#### [Instructions for the task]
Output the line containing "Enumerate this screenshot's" and all subsequent lines of the listing below, copied exactly, with no other lines.

#### [Supplied records]
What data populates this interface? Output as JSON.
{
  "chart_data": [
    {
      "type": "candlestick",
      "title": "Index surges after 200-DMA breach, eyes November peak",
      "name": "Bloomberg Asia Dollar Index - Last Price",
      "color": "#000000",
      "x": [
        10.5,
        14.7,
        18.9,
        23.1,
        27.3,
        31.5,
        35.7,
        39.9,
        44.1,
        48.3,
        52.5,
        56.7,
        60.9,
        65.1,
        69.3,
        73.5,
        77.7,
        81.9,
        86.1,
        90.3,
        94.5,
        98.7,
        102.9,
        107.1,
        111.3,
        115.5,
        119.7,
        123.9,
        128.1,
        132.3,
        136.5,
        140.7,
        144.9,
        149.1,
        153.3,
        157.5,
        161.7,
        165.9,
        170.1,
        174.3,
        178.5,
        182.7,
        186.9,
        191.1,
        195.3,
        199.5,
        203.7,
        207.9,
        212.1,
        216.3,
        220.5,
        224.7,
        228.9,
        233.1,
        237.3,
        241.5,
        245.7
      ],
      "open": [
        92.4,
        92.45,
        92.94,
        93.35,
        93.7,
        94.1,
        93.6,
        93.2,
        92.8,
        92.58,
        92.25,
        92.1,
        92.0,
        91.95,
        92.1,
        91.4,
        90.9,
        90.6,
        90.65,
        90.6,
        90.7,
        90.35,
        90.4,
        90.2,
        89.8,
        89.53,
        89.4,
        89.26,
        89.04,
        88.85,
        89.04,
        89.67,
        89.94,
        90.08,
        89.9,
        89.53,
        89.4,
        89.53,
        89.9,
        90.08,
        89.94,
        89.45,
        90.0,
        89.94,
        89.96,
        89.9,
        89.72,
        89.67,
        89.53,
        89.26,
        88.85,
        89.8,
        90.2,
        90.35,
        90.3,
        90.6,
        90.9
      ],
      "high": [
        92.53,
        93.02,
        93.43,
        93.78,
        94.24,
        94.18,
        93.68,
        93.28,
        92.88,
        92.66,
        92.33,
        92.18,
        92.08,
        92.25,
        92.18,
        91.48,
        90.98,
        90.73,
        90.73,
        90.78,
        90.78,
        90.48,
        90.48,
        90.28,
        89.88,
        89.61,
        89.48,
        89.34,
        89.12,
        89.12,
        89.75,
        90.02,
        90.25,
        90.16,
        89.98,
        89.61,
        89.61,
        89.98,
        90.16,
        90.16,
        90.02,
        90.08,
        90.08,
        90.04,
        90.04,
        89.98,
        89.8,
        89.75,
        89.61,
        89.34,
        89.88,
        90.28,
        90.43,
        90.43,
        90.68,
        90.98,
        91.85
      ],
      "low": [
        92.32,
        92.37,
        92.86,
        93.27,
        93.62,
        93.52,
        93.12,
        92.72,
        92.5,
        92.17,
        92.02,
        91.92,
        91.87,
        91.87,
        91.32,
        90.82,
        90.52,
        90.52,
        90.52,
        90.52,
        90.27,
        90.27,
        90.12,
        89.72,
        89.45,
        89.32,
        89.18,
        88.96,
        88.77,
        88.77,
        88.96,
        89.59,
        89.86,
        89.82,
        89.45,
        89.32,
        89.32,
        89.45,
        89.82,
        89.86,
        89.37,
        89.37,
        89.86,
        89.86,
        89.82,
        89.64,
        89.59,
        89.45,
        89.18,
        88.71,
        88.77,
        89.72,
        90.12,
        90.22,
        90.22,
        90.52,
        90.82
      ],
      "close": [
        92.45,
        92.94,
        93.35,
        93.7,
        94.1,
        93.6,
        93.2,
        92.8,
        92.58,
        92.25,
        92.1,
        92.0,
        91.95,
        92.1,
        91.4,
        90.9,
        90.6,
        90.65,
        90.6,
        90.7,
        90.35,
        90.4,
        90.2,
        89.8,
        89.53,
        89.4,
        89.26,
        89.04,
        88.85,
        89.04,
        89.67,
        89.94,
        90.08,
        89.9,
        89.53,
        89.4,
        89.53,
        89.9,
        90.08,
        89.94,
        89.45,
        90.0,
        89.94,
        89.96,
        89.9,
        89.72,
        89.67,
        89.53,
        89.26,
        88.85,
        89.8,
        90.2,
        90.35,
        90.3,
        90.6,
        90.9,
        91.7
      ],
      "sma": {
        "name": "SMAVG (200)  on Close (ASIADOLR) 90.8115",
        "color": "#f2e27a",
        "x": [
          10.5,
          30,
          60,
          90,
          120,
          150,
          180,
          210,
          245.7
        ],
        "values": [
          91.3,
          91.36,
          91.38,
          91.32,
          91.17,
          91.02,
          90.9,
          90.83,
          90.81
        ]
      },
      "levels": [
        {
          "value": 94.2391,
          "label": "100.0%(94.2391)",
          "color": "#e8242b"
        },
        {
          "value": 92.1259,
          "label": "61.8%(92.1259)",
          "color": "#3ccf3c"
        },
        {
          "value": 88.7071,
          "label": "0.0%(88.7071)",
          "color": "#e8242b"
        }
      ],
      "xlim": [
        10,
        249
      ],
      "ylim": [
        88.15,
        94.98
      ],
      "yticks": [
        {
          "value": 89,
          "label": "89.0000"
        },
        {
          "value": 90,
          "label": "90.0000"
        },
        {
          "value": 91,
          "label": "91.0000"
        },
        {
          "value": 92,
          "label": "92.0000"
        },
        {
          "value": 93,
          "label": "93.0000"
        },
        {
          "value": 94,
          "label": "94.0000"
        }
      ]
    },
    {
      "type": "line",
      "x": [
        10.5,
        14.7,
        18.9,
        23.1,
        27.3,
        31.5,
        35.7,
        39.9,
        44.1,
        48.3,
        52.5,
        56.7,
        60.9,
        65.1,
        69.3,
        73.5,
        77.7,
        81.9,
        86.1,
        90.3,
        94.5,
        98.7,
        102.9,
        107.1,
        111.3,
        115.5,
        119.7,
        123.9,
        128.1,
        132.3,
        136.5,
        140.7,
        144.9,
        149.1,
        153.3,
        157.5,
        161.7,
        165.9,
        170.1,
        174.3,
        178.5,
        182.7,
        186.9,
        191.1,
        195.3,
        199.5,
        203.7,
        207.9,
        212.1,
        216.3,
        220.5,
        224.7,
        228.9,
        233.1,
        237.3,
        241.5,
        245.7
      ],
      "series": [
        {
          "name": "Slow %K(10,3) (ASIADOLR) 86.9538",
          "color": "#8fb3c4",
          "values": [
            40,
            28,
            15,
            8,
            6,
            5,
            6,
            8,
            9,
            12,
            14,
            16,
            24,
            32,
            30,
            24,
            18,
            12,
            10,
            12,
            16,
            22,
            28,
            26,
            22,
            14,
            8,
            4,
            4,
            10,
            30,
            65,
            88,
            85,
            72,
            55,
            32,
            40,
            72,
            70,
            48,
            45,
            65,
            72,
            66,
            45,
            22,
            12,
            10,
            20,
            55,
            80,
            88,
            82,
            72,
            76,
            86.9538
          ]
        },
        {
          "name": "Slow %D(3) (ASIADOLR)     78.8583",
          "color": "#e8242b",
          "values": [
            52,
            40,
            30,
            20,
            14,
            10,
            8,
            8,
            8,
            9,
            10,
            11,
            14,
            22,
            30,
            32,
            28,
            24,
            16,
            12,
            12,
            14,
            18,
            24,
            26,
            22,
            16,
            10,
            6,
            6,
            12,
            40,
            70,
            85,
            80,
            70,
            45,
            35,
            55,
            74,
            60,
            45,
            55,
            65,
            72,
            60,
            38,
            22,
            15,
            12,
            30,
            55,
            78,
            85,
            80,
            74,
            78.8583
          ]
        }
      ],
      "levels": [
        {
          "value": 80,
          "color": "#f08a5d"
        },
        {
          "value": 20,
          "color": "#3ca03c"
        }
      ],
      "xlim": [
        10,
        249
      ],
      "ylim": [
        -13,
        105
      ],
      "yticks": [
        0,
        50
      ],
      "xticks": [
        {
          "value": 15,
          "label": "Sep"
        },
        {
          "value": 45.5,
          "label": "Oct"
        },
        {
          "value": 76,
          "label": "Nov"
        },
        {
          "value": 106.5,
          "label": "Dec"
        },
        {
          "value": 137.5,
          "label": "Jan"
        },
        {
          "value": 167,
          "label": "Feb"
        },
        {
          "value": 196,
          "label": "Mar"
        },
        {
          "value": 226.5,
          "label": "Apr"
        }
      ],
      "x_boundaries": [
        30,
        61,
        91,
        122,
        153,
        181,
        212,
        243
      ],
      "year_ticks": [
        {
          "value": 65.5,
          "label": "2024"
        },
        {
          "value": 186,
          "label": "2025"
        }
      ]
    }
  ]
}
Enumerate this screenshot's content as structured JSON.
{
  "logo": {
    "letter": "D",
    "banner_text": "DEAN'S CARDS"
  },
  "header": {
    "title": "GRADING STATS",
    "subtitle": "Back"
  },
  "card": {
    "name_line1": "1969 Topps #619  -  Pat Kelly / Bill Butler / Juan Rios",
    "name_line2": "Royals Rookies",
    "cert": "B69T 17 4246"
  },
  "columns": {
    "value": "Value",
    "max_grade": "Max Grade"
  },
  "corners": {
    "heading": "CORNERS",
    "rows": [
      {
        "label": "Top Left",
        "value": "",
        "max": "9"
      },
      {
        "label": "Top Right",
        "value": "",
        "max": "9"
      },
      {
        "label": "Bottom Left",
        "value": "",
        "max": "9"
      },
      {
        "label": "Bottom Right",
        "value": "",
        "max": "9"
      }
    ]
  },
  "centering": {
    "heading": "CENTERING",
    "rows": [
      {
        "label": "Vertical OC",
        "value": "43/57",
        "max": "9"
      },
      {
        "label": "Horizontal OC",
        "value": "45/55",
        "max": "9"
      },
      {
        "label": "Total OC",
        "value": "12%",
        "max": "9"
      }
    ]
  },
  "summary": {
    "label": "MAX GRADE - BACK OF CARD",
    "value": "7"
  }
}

#### [Task answer]
Enumerate this screenshot's content as structured JSON.
{
  "logo": {
    "letter": "D",
    "banner_text": "DEAN'S CARDS"
  },
  "header": {
    "title": "GRADING STATS",
    "subtitle": "Back"
  },
  "card": {
    "name_line1": "1969 Topps #619  -  Pat Kelly / Bill Butler / Juan Rios",
    "name_line2": "Royals Rookies",
    "cert": "B69T 17 4246"
  },
  "columns": {
    "value": "Value",
    "max_grade": "Max Grade"
  },
  "corners": {
    "heading": "CORNERS",
    "rows": [
      {
        "label": "Top Left",
        "value": "",
        "max": "9"
      },
      {
        "label": "Top Right",
        "value": "",
        "max": "9"
      },
      {
        "label": "Bottom Left",
        "value": "",
        "max": "9"
      },
      {
        "label": "Bottom Right",
        "value": "",
        "max": "9"
      }
    ]
  },
  "centering": {
    "heading": "CENTERING",
    "rows": [
      {
        "label": "Vertical OC",
        "value": "43/57",
        "max": "9"
      },
      {
        "label": "Horizontal OC",
        "value": "45/55",
        "max": "9"
      },
      {
        "label": "Total OC",
        "value": "12%",
        "max": "9"
      }
    ]
  },
  "summary": {
    "label": "MAX GRADE - BACK OF CARD",
    "value": "7"
  }
}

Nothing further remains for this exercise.